→ **TUJUAN 1**: Hitung jumlah baris dalam daftar yang memuat kata "defining", dengan membedakan huruf besar dan kecil. Berikan angkanya saja.

→ **KUTIPAN TEKS**:
Lembaga Negara Kerap Jadi Sasaran Peretasan, Ini Kata Pakar Keamanan Siber

Selasa, 9 Januari 2024 15:08 WIB

Ilustrasi peretasan situs dan data. (Shutterstock)

TEMPO.CO, Jakarta - Calon presiden Anies Rasyid Baswedan dalam debat ketiga menyebut bahwa Kementerian Pertahanan (Kemenhan) pernah mengalami peretasan. Ia mengatakan hal ini sebagai suatu ironi, sebab Kemenhan harusnya jadi garda terdepan dalam memerangi serangan siber.

"Ironisnya, Kementerian Pertahanan menjadi kementerian yang dibobol oleh hacker pada 2023," kata Anies dalam debat pada Ahad, 7 Januari 2024 di Istora Senayan.

Peretasan yang menyasar lembaga negara atau pemerintahan memang kerap terjadi. Contohnya situs Komisi Pemilihan Umum RI pada November 2023, Sekretariat Kabinet pada 2021, Badan Siber dan Sandi Negara tahun 2021, hingga akun YouTube Dewan Perwakilan Rakyat pada September lalu.

Ketua Communication and Information System Security Research Center Pratama Dahlian Persadha mengatakan lembaga negara merupakan salah satu target utama serangan siber dari hacktivist. Menurut dia, ada beberapa alasan mengapa serangan ini terjadi, seperti akses ke data pribadi dan finansial, keuntungan finansial, infrastruktur keuangan yang terkoneksi, prestise, tujuan politik, serta spionase. Hal ini, kata Pratama, bisa menimbulkan kegaduhan dan jadi ancaman serius bagi stabilitas ekonomi dan keuangan global.

Menurut Pratama, serangan siber semacam ini dapat menyebabkan gangguan besar dalam sistem lembaga negara serta kerugian finansial yang signifikan. "Oleh karena itu, lembaga negara sangat riskan terkena seluruh jenis serangan siber, seperti prakiraan ancaman siber 2024 yang pernah kami rilis sebelumnya," kata dia kepada Tempo pada Senin, 8 Januari 2024.

→ **BAHAN YANG DISEDIAKAN**:
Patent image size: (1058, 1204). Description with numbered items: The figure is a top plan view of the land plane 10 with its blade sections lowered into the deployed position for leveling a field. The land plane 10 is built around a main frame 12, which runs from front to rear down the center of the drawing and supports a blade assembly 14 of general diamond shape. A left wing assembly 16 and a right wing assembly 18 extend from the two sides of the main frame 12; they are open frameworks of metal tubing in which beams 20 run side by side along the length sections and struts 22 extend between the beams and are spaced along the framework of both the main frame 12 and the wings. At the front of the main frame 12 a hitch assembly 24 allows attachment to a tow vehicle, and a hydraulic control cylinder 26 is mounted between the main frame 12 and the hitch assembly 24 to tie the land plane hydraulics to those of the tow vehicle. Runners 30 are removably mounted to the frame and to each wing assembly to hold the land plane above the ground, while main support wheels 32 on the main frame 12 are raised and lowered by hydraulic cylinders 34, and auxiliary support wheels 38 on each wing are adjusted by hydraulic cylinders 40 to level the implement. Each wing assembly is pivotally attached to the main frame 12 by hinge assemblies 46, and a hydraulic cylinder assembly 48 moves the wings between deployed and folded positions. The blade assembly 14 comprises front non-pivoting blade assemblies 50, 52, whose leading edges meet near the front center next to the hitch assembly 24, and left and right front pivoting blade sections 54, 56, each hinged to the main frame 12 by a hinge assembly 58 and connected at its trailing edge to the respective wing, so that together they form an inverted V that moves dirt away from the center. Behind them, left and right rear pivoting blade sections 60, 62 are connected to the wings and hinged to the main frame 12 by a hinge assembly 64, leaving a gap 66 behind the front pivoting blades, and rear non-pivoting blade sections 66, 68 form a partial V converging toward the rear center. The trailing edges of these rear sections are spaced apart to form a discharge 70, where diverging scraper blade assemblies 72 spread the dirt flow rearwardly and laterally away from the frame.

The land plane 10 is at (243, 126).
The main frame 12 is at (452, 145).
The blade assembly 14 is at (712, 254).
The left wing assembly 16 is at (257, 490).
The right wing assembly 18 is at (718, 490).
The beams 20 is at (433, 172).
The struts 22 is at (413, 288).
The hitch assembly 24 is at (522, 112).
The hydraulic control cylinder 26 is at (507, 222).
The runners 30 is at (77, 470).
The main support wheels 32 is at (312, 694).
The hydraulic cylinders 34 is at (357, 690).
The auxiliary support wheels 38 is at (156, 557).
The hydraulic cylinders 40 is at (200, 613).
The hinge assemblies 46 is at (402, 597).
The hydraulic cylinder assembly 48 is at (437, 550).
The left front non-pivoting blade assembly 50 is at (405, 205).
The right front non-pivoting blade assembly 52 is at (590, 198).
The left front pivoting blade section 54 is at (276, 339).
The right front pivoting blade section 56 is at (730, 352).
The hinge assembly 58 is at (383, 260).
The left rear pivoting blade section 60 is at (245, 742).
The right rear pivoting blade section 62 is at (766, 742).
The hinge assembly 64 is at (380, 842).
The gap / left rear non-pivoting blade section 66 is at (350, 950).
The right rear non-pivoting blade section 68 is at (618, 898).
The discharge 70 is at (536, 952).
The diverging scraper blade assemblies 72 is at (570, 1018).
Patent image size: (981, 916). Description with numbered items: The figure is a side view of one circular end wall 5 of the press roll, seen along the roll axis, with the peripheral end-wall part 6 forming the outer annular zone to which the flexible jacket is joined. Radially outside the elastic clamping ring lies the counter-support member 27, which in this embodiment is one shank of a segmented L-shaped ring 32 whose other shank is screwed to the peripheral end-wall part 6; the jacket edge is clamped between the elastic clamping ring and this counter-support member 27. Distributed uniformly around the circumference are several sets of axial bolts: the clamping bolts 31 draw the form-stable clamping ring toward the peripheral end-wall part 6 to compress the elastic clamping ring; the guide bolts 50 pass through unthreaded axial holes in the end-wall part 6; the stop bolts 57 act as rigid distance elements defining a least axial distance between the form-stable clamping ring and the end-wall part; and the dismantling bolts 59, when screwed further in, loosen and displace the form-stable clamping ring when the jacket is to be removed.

→ **TUJUAN 2**: Sebutkan semua alasan terjadinya serangan siber terhadap lembaga negara yang dikemukakan Pratama dalam artikel tentang peretasan lembaga negara di atas.

→ **JAWABAN 1**: 1

→ **JAWABAN 2**:
- akses ke data pribadi dan finansial
- keuntungan finansial
- infrastruktur keuangan yang terkoneksi
- prestise
- tujuan politik
- spionase